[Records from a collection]
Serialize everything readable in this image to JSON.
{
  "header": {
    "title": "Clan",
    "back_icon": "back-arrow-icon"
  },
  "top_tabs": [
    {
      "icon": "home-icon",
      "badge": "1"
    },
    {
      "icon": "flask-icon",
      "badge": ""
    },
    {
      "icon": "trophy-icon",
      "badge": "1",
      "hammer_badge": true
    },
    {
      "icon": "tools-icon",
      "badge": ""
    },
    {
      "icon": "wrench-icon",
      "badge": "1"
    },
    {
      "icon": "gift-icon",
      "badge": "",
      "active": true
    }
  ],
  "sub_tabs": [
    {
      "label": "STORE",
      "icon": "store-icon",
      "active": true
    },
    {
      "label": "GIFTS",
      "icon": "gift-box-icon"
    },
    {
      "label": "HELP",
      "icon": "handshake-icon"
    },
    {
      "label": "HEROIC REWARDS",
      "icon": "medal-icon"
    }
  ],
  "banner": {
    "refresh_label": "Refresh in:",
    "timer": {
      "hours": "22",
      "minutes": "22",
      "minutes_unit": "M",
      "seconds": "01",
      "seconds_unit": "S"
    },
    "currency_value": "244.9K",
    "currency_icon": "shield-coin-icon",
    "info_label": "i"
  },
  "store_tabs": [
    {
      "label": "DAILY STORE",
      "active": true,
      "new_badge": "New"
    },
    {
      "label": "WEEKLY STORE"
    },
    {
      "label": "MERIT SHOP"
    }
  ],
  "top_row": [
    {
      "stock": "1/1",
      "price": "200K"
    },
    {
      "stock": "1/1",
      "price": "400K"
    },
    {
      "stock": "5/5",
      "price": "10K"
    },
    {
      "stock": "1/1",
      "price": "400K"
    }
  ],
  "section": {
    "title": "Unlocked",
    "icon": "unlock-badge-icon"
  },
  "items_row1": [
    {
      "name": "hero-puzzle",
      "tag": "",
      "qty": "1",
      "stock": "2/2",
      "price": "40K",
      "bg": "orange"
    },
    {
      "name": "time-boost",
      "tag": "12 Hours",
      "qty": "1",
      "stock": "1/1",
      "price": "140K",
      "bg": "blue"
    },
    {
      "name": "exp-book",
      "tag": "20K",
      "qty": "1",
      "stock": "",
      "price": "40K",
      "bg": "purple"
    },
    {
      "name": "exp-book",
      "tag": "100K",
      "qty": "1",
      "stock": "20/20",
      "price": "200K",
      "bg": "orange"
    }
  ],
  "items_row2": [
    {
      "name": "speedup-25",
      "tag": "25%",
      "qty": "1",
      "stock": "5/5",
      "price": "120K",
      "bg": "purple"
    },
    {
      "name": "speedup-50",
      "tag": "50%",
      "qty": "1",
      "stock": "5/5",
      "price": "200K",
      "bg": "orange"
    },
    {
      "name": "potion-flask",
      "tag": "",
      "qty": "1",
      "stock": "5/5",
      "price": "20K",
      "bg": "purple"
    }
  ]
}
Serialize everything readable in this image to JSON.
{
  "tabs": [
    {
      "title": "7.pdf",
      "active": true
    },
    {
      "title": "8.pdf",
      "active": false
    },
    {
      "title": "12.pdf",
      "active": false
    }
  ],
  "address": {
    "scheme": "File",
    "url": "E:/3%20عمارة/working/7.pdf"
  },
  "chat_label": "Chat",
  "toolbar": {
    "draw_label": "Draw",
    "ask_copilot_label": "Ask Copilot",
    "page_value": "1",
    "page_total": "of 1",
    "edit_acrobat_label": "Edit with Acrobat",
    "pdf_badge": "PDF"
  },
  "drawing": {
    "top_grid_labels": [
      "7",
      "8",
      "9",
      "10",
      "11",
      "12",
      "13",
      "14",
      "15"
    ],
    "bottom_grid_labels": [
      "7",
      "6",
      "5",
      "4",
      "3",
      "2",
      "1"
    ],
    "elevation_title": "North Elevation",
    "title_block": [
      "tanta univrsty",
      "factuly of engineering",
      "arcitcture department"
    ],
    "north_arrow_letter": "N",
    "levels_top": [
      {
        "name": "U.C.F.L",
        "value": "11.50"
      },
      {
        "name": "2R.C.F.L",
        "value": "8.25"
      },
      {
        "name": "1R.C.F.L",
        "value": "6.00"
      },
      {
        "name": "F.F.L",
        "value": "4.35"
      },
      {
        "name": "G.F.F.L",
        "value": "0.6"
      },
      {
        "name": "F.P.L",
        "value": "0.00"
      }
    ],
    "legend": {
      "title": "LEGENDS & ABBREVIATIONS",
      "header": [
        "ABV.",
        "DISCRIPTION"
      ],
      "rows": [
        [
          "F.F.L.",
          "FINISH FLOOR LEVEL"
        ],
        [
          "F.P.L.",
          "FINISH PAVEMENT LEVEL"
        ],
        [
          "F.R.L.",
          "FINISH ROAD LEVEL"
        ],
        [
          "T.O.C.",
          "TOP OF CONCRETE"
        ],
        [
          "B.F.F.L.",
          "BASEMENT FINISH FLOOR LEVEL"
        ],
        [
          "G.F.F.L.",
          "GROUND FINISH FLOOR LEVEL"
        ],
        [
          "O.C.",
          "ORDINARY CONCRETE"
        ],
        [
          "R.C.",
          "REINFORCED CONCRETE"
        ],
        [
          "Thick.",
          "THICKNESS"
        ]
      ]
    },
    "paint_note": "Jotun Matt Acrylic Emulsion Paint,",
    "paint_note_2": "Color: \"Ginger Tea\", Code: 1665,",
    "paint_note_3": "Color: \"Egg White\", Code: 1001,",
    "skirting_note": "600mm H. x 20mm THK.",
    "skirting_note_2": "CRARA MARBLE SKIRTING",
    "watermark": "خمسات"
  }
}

— Exercise prompt —
Each record above must be given again exactly.

— Solution to this problem —
Serialize everything readable in this image to JSON.
{
  "header": {
    "title": "Clan",
    "back_icon": "back-arrow-icon"
  },
  "top_tabs": [
    {
      "icon": "home-icon",
      "badge": "1"
    },
    {
      "icon": "flask-icon",
      "badge": ""
    },
    {
      "icon": "trophy-icon",
      "badge": "1",
      "hammer_badge": true
    },
    {
      "icon": "tools-icon",
      "badge": ""
    },
    {
      "icon": "wrench-icon",
      "badge": "1"
    },
    {
      "icon": "gift-icon",
      "badge": "",
      "active": true
    }
  ],
  "sub_tabs": [
    {
      "label": "STORE",
      "icon": "store-icon",
      "active": true
    },
    {
      "label": "GIFTS",
      "icon": "gift-box-icon"
    },
    {
      "label": "HELP",
      "icon": "handshake-icon"
    },
    {
      "label": "HEROIC REWARDS",
      "icon": "medal-icon"
    }
  ],
  "banner": {
    "refresh_label": "Refresh in:",
    "timer": {
      "hours": "22",
      "minutes": "22",
      "minutes_unit": "M",
      "seconds": "01",
      "seconds_unit": "S"
    },
    "currency_value": "244.9K",
    "currency_icon": "shield-coin-icon",
    "info_label": "i"
  },
  "store_tabs": [
    {
      "label": "DAILY STORE",
      "active": true,
      "new_badge": "New"
    },
    {
      "label": "WEEKLY STORE"
    },
    {
      "label": "MERIT SHOP"
    }
  ],
  "top_row": [
    {
      "stock": "1/1",
      "price": "200K"
    },
    {
      "stock": "1/1",
      "price": "400K"
    },
    {
      "stock": "5/5",
      "price": "10K"
    },
    {
      "stock": "1/1",
      "price": "400K"
    }
  ],
  "section": {
    "title": "Unlocked",
    "icon": "unlock-badge-icon"
  },
  "items_row1": [
    {
      "name": "hero-puzzle",
      "tag": "",
      "qty": "1",
      "stock": "2/2",
      "price": "40K",
      "bg": "orange"
    },
    {
      "name": "time-boost",
      "tag": "12 Hours",
      "qty": "1",
      "stock": "1/1",
      "price": "140K",
      "bg": "blue"
    },
    {
      "name": "exp-book",
      "tag": "20K",
      "qty": "1",
      "stock": "",
      "price": "40K",
      "bg": "purple"
    },
    {
      "name": "exp-book",
      "tag": "100K",
      "qty": "1",
      "stock": "20/20",
      "price": "200K",
      "bg": "orange"
    }
  ],
  "items_row2": [
    {
      "name": "speedup-25",
      "tag": "25%",
      "qty": "1",
      "stock": "5/5",
      "price": "120K",
      "bg": "purple"
    },
    {
      "name": "speedup-50",
      "tag": "50%",
      "qty": "1",
      "stock": "5/5",
      "price": "200K",
      "bg": "orange"
    },
    {
      "name": "potion-flask",
      "tag": "",
      "qty": "1",
      "stock": "5/5",
      "price": "20K",
      "bg": "purple"
    }
  ]
}
Serialize everything readable in this image to JSON.
{
  "tabs": [
    {
      "title": "7.pdf",
      "active": true
    },
    {
      "title": "8.pdf",
      "active": false
    },
    {
      "title": "12.pdf",
      "active": false
    }
  ],
  "address": {
    "scheme": "File",
    "url": "E:/3%20عمارة/working/7.pdf"
  },
  "chat_label": "Chat",
  "toolbar": {
    "draw_label": "Draw",
    "ask_copilot_label": "Ask Copilot",
    "page_value": "1",
    "page_total": "of 1",
    "edit_acrobat_label": "Edit with Acrobat",
    "pdf_badge": "PDF"
  },
  "drawing": {
    "top_grid_labels": [
      "7",
      "8",
      "9",
      "10",
      "11",
      "12",
      "13",
      "14",
      "15"
    ],
    "bottom_grid_labels": [
      "7",
      "6",
      "5",
      "4",
      "3",
      "2",
      "1"
    ],
    "elevation_title": "North Elevation",
    "title_block": [
      "tanta univrsty",
      "factuly of engineering",
      "arcitcture department"
    ],
    "north_arrow_letter": "N",
    "levels_top": [
      {
        "name": "U.C.F.L",
        "value": "11.50"
      },
      {
        "name": "2R.C.F.L",
        "value": "8.25"
      },
      {
        "name": "1R.C.F.L",
        "value": "6.00"
      },
      {
        "name": "F.F.L",
        "value": "4.35"
      },
      {
        "name": "G.F.F.L",
        "value": "0.6"
      },
      {
        "name": "F.P.L",
        "value": "0.00"
      }
    ],
    "legend": {
      "title": "LEGENDS & ABBREVIATIONS",
      "header": [
        "ABV.",
        "DISCRIPTION"
      ],
      "rows": [
        [
          "F.F.L.",
          "FINISH FLOOR LEVEL"
        ],
        [
          "F.P.L.",
          "FINISH PAVEMENT LEVEL"
        ],
        [
          "F.R.L.",
          "FINISH ROAD LEVEL"
        ],
        [
          "T.O.C.",
          "TOP OF CONCRETE"
        ],
        [
          "B.F.F.L.",
          "BASEMENT FINISH FLOOR LEVEL"
        ],
        [
          "G.F.F.L.",
          "GROUND FINISH FLOOR LEVEL"
        ],
        [
          "O.C.",
          "ORDINARY CONCRETE"
        ],
        [
          "R.C.",
          "REINFORCED CONCRETE"
        ],
        [
          "Thick.",
          "THICKNESS"
        ]
      ]
    },
    "paint_note": "Jotun Matt Acrylic Emulsion Paint,",
    "paint_note_2": "Color: \"Ginger Tea\", Code: 1665,",
    "paint_note_3": "Color: \"Egg White\", Code: 1001,",
    "skirting_note": "600mm H. x 20mm THK.",
    "skirting_note_2": "CRARA MARBLE SKIRTING",
    "watermark": "خمسات"
  }
}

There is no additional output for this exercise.